## SHORT TASK
Identify all lines in the data containing the string "вміння". Copy them out.

-=-=-

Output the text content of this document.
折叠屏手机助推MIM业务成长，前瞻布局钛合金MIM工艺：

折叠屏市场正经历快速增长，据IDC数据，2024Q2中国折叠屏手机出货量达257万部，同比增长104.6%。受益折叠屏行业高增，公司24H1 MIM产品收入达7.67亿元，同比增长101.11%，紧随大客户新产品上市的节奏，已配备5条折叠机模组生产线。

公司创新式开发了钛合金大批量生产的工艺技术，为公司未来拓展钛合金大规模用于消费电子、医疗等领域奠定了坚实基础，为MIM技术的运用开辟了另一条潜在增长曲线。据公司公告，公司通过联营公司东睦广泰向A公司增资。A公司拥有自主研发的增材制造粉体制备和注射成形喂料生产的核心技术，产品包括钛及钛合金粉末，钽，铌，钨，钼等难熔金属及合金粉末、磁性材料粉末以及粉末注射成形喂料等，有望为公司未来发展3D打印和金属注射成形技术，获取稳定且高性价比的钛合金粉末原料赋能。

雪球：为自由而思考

-=-=-

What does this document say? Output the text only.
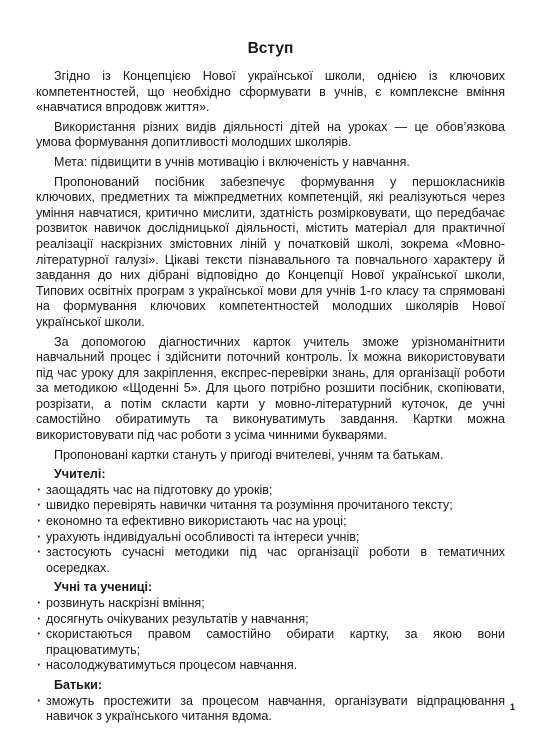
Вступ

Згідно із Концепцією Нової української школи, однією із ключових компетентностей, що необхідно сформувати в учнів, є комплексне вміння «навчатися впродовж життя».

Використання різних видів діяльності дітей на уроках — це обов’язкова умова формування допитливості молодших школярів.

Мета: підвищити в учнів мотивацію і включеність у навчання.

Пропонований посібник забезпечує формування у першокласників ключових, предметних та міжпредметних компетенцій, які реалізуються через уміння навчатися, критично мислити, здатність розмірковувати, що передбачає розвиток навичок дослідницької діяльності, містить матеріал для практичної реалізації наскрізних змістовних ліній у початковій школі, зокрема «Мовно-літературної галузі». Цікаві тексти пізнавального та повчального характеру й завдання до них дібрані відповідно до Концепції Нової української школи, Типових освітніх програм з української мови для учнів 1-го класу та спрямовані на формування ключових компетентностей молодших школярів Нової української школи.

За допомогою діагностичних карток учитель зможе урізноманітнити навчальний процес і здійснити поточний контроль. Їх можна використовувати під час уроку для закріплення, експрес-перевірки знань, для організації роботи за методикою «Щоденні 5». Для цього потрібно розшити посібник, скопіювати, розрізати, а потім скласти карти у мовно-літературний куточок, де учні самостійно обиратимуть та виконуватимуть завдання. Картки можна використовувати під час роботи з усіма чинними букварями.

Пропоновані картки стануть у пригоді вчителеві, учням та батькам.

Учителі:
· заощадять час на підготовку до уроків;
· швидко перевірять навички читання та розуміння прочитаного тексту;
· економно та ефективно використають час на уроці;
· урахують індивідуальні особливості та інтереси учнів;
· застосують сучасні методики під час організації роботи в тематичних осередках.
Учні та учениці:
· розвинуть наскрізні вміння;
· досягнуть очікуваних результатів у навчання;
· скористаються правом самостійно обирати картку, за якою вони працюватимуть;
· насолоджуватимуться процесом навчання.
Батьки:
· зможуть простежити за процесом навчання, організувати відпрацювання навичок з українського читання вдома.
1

-=-=-

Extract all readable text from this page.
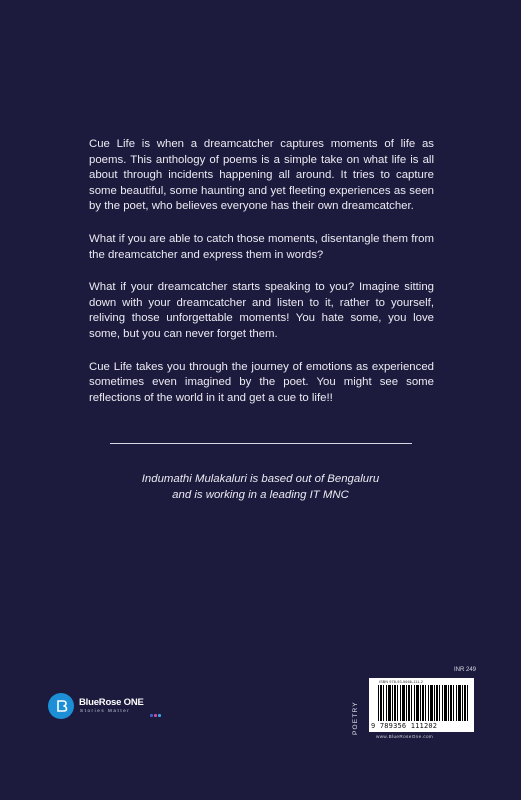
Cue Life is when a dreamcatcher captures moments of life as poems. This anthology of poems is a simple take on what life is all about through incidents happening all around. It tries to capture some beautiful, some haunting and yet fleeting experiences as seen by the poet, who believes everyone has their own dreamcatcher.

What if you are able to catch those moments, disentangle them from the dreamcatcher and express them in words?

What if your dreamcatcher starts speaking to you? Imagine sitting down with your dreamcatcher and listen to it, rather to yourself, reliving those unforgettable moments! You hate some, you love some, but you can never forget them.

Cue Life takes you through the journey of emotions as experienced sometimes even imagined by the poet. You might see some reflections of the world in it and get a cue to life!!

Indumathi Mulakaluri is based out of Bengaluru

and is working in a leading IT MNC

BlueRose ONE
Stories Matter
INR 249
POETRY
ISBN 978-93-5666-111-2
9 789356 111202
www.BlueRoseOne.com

-=-=-

## THE RESULT
Згідно із Концепцією Нової української школи, однією із ключових компетентностей, що необхідно сформувати в учнів, є комплексне вміння «навчатися впродовж життя».
· розвинуть наскрізні вміння;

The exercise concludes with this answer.